A fórmula do Concílio à luz da Tradição — ou, se se preferir, da “hermenêutica da continuidade” — propõe indubitavelmente aos fiéis uma indicação autorizada, com vista ao esclarecimento do problema da adequada recepção dos textos conciliares; mas deixa em aberto um problema de fundo: dado que a correcta interpretação é a da continuidade, resta explicar porque foi que, na sequência do Concílio Vaticano II, aconteceu aquilo que nunca tinha acontecido depois de qualquer dos concílios da história, a saber, o facto de duas (ou mais) hermenêuticas contrárias se terem confrontado e terem, para usar a expressão do Papa, lutado entre si. Assim, pois, se a época pós-conciliar deve ser interpretada como uma época de “crise”, podemos perguntar-nos se uma errada recepção dos textos terá uma incidência tal sobre os factos históricos, que constitua razão suficiente e proporcionada para a vastidão e a profundidade da mesma crise.

Por outro lado, a existência de uma pluralidade de hermenêuticas atesta a presença de certa ambiguidade ou ambivalência nos documentos. Quando se torna necessário recorrer a um critério hermenêutico exterior ao documento para interpretar o próprio documento, é evidente que este não é suficientemente claro, que precisa de ser interpretado e que, na medida em que é susceptível de interpretação, pode ser objecto de crítica, histórica e teológica.

Enunciado 1 -> De acordo com o texto sobre a recepção do Concílio, de que dá testemunho a existência de uma pluralidade de hermenêuticas?

(Linhas do conjunto de dados)
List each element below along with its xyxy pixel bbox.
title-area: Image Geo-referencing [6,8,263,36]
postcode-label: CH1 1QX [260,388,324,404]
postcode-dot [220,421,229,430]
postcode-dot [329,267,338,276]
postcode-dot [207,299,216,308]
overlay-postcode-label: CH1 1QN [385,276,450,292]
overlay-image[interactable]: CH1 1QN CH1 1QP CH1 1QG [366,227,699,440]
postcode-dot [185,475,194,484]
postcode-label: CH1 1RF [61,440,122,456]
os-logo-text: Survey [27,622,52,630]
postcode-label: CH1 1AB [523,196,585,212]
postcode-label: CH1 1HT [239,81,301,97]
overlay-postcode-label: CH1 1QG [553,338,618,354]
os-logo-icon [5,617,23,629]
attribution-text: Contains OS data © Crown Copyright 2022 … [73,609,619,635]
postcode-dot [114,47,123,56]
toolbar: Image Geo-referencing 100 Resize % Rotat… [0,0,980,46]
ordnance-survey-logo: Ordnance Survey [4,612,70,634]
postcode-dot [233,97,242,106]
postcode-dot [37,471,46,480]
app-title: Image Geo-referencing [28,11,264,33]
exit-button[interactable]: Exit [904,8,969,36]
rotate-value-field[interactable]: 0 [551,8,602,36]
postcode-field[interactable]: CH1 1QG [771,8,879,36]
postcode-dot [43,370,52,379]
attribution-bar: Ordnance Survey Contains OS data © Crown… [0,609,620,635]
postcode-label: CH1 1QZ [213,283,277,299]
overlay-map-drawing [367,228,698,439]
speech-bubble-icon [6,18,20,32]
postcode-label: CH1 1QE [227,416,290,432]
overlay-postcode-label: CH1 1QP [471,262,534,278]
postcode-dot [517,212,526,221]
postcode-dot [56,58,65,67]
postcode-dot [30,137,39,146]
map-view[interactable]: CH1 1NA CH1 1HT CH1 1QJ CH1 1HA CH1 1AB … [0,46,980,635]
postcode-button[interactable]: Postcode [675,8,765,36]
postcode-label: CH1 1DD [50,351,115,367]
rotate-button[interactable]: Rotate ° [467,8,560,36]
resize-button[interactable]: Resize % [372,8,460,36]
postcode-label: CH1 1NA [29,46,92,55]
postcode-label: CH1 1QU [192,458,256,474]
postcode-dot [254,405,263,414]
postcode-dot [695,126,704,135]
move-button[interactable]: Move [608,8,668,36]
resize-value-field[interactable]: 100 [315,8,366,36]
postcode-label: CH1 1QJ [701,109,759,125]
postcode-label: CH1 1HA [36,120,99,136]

Enunciado 2 -> Na listagem, desde a primeira linha até à linha que contém "speech-bubble-icon [6,18,20,32]", inclusive, substitua "postcode-dot" por "postcode-marker" e reproduza só essas linhas, sem qualquer outra alteração.

Resposta esperada 1 -> Atesta a presença de certa ambiguidade ou ambivalência nos documentos.

Resposta esperada 2 ->
List each element below along with its xyxy pixel bbox.
title-area: Image Geo-referencing [6,8,263,36]
postcode-label: CH1 1QX [260,388,324,404]
postcode-marker [220,421,229,430]
postcode-marker [329,267,338,276]
postcode-marker [207,299,216,308]
overlay-postcode-label: CH1 1QN [385,276,450,292]
overlay-image[interactable]: CH1 1QN CH1 1QP CH1 1QG [366,227,699,440]
postcode-marker [185,475,194,484]
postcode-label: CH1 1RF [61,440,122,456]
os-logo-text: Survey [27,622,52,630]
postcode-label: CH1 1AB [523,196,585,212]
postcode-label: CH1 1HT [239,81,301,97]
overlay-postcode-label: CH1 1QG [553,338,618,354]
os-logo-icon [5,617,23,629]
attribution-text: Contains OS data © Crown Copyright 2022 … [73,609,619,635]
postcode-marker [114,47,123,56]
toolbar: Image Geo-referencing 100 Resize % Rotat… [0,0,980,46]
ordnance-survey-logo: Ordnance Survey [4,612,70,634]
postcode-marker [233,97,242,106]
postcode-marker [37,471,46,480]
app-title: Image Geo-referencing [28,11,264,33]
exit-button[interactable]: Exit [904,8,969,36]
rotate-value-field[interactable]: 0 [551,8,602,36]
postcode-field[interactable]: CH1 1QG [771,8,879,36]
postcode-marker [43,370,52,379]
attribution-bar: Ordnance Survey Contains OS data © Crown… [0,609,620,635]
postcode-label: CH1 1QZ [213,283,277,299]
overlay-map-drawing [367,228,698,439]
speech-bubble-icon [6,18,20,32]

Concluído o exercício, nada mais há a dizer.